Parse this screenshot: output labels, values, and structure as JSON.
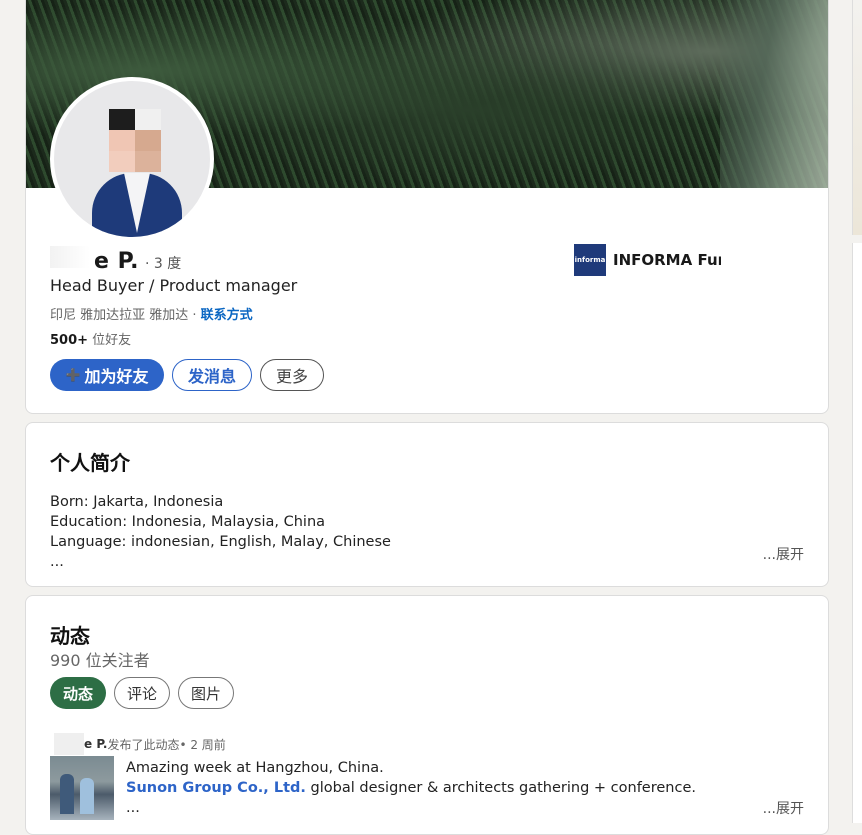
{
  "profile": {
    "name": "e P.",
    "degree": "· 3 度",
    "headline": "Head Buyer / Product manager",
    "location": "印尼 雅加达拉亚 雅加达 · ",
    "contact_label": "联系方式",
    "connections_count": "500+",
    "connections_label": " 位好友",
    "company_logo_text": "informa",
    "company_name": "INFORMA Furn"
  },
  "actions": {
    "add_friend_icon": "person-add-icon",
    "add_friend": "加为好友",
    "message": "发消息",
    "more": "更多"
  },
  "about": {
    "title": "个人简介",
    "lines": [
      "Born: Jakarta, Indonesia",
      "Education: Indonesia, Malaysia, China",
      "Language: indonesian, English, Malay, Chinese",
      "..."
    ],
    "expand": "...展开"
  },
  "activity": {
    "title": "动态",
    "followers": "990 位关注者",
    "tabs": [
      "动态",
      "评论",
      "图片"
    ],
    "post": {
      "author": "e P.",
      "meta": "发布了此动态• 2 周前",
      "line1": "Amazing week at Hangzhou, China.",
      "link": "Sunon Group Co., Ltd.",
      "line2_rest": " global designer & architects gathering + conference.",
      "ellipsis": "...",
      "expand": "...展开"
    }
  },
  "colors": {
    "primary": "#2d64c8",
    "active_tab": "#2d6e45",
    "link": "#0a66c2"
  }
}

------------------------

▶ To be done
All the material shown above is to be copied exactly, with no pictures carried over.

▶ Task answer
Parse this screenshot: output labels, values, and structure as JSON.
{
  "profile": {
    "name": "e P.",
    "degree": "· 3 度",
    "headline": "Head Buyer / Product manager",
    "location": "印尼 雅加达拉亚 雅加达 · ",
    "contact_label": "联系方式",
    "connections_count": "500+",
    "connections_label": " 位好友",
    "company_logo_text": "informa",
    "company_name": "INFORMA Furn"
  },
  "actions": {
    "add_friend_icon": "person-add-icon",
    "add_friend": "加为好友",
    "message": "发消息",
    "more": "更多"
  },
  "about": {
    "title": "个人简介",
    "lines": [
      "Born: Jakarta, Indonesia",
      "Education: Indonesia, Malaysia, China",
      "Language: indonesian, English, Malay, Chinese",
      "..."
    ],
    "expand": "...展开"
  },
  "activity": {
    "title": "动态",
    "followers": "990 位关注者",
    "tabs": [
      "动态",
      "评论",
      "图片"
    ],
    "post": {
      "author": "e P.",
      "meta": "发布了此动态• 2 周前",
      "line1": "Amazing week at Hangzhou, China.",
      "link": "Sunon Group Co., Ltd.",
      "line2_rest": " global designer & architects gathering + conference.",
      "ellipsis": "...",
      "expand": "...展开"
    }
  },
  "colors": {
    "primary": "#2d64c8",
    "active_tab": "#2d6e45",
    "link": "#0a66c2"
  }
}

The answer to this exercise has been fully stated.